- _Exercise_
Please recast the material below as a Markdown table with the columns No. and Entry. Give each line its own numbered row, and leave out blank lines.

[Layout annotation data]

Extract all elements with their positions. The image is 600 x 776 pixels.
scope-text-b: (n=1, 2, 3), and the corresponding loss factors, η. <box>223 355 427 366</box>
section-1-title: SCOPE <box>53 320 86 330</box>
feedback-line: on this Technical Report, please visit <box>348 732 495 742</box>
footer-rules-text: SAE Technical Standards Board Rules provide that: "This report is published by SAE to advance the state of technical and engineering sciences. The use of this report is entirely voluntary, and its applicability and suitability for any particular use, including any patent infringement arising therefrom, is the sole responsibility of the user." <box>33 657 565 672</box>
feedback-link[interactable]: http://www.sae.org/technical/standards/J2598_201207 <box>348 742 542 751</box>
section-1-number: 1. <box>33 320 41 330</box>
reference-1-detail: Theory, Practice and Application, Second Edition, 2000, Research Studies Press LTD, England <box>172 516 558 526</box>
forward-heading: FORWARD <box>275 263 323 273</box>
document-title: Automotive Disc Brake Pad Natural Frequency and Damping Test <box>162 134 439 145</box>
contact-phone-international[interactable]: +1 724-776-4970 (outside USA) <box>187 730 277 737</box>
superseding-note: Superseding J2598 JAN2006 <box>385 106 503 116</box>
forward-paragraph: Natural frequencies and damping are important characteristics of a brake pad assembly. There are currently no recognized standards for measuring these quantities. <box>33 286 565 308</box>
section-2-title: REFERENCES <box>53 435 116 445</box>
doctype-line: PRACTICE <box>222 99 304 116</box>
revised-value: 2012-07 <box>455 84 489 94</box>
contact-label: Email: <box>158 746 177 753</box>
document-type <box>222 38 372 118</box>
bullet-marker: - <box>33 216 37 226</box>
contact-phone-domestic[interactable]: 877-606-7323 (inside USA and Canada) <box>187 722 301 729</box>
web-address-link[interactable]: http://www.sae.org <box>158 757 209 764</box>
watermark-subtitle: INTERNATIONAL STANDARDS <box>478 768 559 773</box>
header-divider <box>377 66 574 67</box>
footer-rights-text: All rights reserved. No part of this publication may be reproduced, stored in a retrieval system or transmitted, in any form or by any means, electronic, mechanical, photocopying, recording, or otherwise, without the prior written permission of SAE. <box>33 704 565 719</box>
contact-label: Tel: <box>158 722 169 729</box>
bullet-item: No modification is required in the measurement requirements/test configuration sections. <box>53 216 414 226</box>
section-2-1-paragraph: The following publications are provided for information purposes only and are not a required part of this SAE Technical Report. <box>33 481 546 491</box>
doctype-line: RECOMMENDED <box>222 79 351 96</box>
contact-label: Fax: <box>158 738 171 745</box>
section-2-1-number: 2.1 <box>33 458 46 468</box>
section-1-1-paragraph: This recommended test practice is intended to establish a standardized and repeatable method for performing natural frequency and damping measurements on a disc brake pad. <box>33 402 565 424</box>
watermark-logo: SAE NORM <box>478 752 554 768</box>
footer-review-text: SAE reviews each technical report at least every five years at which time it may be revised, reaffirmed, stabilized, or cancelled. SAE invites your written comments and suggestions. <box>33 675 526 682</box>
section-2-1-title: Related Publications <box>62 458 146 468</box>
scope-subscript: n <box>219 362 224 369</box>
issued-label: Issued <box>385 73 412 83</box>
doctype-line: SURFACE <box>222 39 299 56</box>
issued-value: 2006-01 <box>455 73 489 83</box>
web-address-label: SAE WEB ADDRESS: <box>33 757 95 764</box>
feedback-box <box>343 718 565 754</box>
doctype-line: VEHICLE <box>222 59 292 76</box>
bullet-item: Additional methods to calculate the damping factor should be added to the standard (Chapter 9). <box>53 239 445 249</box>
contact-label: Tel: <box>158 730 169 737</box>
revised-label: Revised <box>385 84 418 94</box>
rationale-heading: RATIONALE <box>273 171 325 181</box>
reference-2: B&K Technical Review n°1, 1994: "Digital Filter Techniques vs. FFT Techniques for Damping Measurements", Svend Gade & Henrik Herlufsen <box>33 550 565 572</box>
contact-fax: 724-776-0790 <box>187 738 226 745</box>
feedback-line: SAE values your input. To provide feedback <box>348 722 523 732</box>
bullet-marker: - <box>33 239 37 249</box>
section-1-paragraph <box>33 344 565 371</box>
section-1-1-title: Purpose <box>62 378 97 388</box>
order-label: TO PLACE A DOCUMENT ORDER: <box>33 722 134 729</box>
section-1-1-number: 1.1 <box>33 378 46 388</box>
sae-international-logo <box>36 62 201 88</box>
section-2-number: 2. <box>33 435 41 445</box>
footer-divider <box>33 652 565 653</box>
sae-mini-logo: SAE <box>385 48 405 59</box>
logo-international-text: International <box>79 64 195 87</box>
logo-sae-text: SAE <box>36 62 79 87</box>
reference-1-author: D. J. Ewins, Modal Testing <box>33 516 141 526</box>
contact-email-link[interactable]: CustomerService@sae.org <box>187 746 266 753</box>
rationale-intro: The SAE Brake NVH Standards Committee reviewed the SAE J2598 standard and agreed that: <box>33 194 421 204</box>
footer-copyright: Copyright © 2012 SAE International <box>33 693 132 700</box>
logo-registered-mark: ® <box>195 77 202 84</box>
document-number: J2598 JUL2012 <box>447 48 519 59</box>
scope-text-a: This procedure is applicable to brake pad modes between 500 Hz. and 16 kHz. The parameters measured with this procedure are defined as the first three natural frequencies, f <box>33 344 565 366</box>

- _The reply_
| No. | Entry |
|---|---|
| 1 | Extract all elements with their positions. The image is 600 x 776 pixels. |
| 2 | scope-text-b: (n=1, 2, 3), and the corresponding loss factors, η. <box>223 355 427 366</box> |
| 3 | section-1-title: SCOPE <box>53 320 86 330</box> |
| 4 | feedback-line: on this Technical Report, please visit <box>348 732 495 742</box> |
| 5 | footer-rules-text: SAE Technical Standards Board Rules provide that: "This report is published by SAE to advance the state of technical and engineering sciences. The use of this report is entirely voluntary, and its applicability and suitability for any particular use, including any patent infringement arising therefrom, is the sole responsibility of the user." <box>33 657 565 672</box> |
| 6 | feedback-link[interactable]: http://www.sae.org/technical/standards/J2598_201207 <box>348 742 542 751</box> |
| 7 | section-1-number: 1. <box>33 320 41 330</box> |
| 8 | reference-1-detail: Theory, Practice and Application, Second Edition, 2000, Research Studies Press LTD, England <box>172 516 558 526</box> |
| 9 | forward-heading: FORWARD <box>275 263 323 273</box> |
| 10 | document-title: Automotive Disc Brake Pad Natural Frequency and Damping Test <box>162 134 439 145</box> |
| 11 | contact-phone-international[interactable]: +1 724-776-4970 (outside USA) <box>187 730 277 737</box> |
| 12 | superseding-note: Superseding J2598 JAN2006 <box>385 106 503 116</box> |
| 13 | forward-paragraph: Natural frequencies and damping are important characteristics of a brake pad assembly. There are currently no recognized standards for measuring these quantities. <box>33 286 565 308</box> |
| 14 | section-2-title: REFERENCES <box>53 435 116 445</box> |
| 15 | doctype-line: PRACTICE <box>222 99 304 116</box> |
| 16 | revised-value: 2012-07 <box>455 84 489 94</box> |
| 17 | contact-label: Email: <box>158 746 177 753</box> |
| 18 | document-type <box>222 38 372 118</box> |
| 19 | bullet-marker: - <box>33 216 37 226</box> |
| 20 | contact-phone-domestic[interactable]: 877-606-7323 (inside USA and Canada) <box>187 722 301 729</box> |
| 21 | web-address-link[interactable]: http://www.sae.org <box>158 757 209 764</box> |
| 22 | watermark-subtitle: INTERNATIONAL STANDARDS <box>478 768 559 773</box> |
| 23 | header-divider <box>377 66 574 67</box> |
| 24 | footer-rights-text: All rights reserved. No part of this publication may be reproduced, stored in a retrieval system or transmitted, in any form or by any means, electronic, mechanical, photocopying, recording, or otherwise, without the prior written permission of SAE. <box>33 704 565 719</box> |
| 25 | contact-label: Tel: <box>158 722 169 729</box> |
| 26 | bullet-item: No modification is required in the measurement requirements/test configuration sections. <box>53 216 414 226</box> |
| 27 | section-2-1-paragraph: The following publications are provided for information purposes only and are not a required part of this SAE Technical Report. <box>33 481 546 491</box> |
| 28 | doctype-line: RECOMMENDED <box>222 79 351 96</box> |
| 29 | contact-label: Fax: <box>158 738 171 745</box> |
| 30 | section-2-1-number: 2.1 <box>33 458 46 468</box> |
| 31 | section-1-1-paragraph: This recommended test practice is intended to establish a standardized and repeatable method for performing natural frequency and damping measurements on a disc brake pad. <box>33 402 565 424</box> |
| 32 | watermark-logo: SAE NORM <box>478 752 554 768</box> |
| 33 | footer-review-text: SAE reviews each technical report at least every five years at which time it may be revised, reaffirmed, stabilized, or cancelled. SAE invites your written comments and suggestions. <box>33 675 526 682</box> |
| 34 | section-2-1-title: Related Publications <box>62 458 146 468</box> |
| 35 | scope-subscript: n <box>219 362 224 369</box> |
| 36 | issued-label: Issued <box>385 73 412 83</box> |
| 37 | doctype-line: SURFACE <box>222 39 299 56</box> |
| 38 | issued-value: 2006-01 <box>455 73 489 83</box> |
| 39 | web-address-label: SAE WEB ADDRESS: <box>33 757 95 764</box> |
| 40 | feedback-box <box>343 718 565 754</box> |
| 41 | doctype-line: VEHICLE <box>222 59 292 76</box> |
| 42 | bullet-item: Additional methods to calculate the damping factor should be added to the standard (Chapter 9). <box>53 239 445 249</box> |
| 43 | contact-label: Tel: <box>158 730 169 737</box> |
| 44 | revised-label: Revised <box>385 84 418 94</box> |
| 45 | rationale-heading: RATIONALE <box>273 171 325 181</box> |
| 46 | reference-2: B&K Technical Review n°1, 1994: "Digital Filter Techniques vs. FFT Techniques for Damping Measurements", Svend Gade & Henrik Herlufsen <box>33 550 565 572</box> |
| 47 | contact-fax: 724-776-0790 <box>187 738 226 745</box> |
| 48 | feedback-line: SAE values your input. To provide feedback <box>348 722 523 732</box> |
| 49 | bullet-marker: - <box>33 239 37 249</box> |
| 50 | section-1-paragraph <box>33 344 565 371</box> |
| 51 | section-1-1-title: Purpose <box>62 378 97 388</box> |
| 52 | order-label: TO PLACE A DOCUMENT ORDER: <box>33 722 134 729</box> |
| 53 | section-1-1-number: 1.1 <box>33 378 46 388</box> |
| 54 | sae-international-logo <box>36 62 201 88</box> |
| 55 | section-2-number: 2. <box>33 435 41 445</box> |
| 56 | footer-divider <box>33 652 565 653</box> |
| 57 | sae-mini-logo: SAE <box>385 48 405 59</box> |
| 58 | logo-international-text: International <box>79 64 195 87</box> |
| 59 | logo-sae-text: SAE <box>36 62 79 87</box> |
| 60 | reference-1-author: D. J. Ewins, Modal Testing <box>33 516 141 526</box> |
| 61 | contact-email-link[interactable]: CustomerService@sae.org <box>187 746 266 753</box> |
| 62 | rationale-intro: The SAE Brake NVH Standards Committee reviewed the SAE J2598 standard and agreed that: <box>33 194 421 204</box> |
| 63 | footer-copyright: Copyright © 2012 SAE International <box>33 693 132 700</box> |
| 64 | logo-registered-mark: ® <box>195 77 202 84</box> |
| 65 | document-number: J2598 JUL2012 <box>447 48 519 59</box> |
| 66 | scope-text-a: This procedure is applicable to brake pad modes between 500 Hz. and 16 kHz. The parameters measured with this procedure are defined as the first three natural frequencies, f <box>33 344 565 366</box> |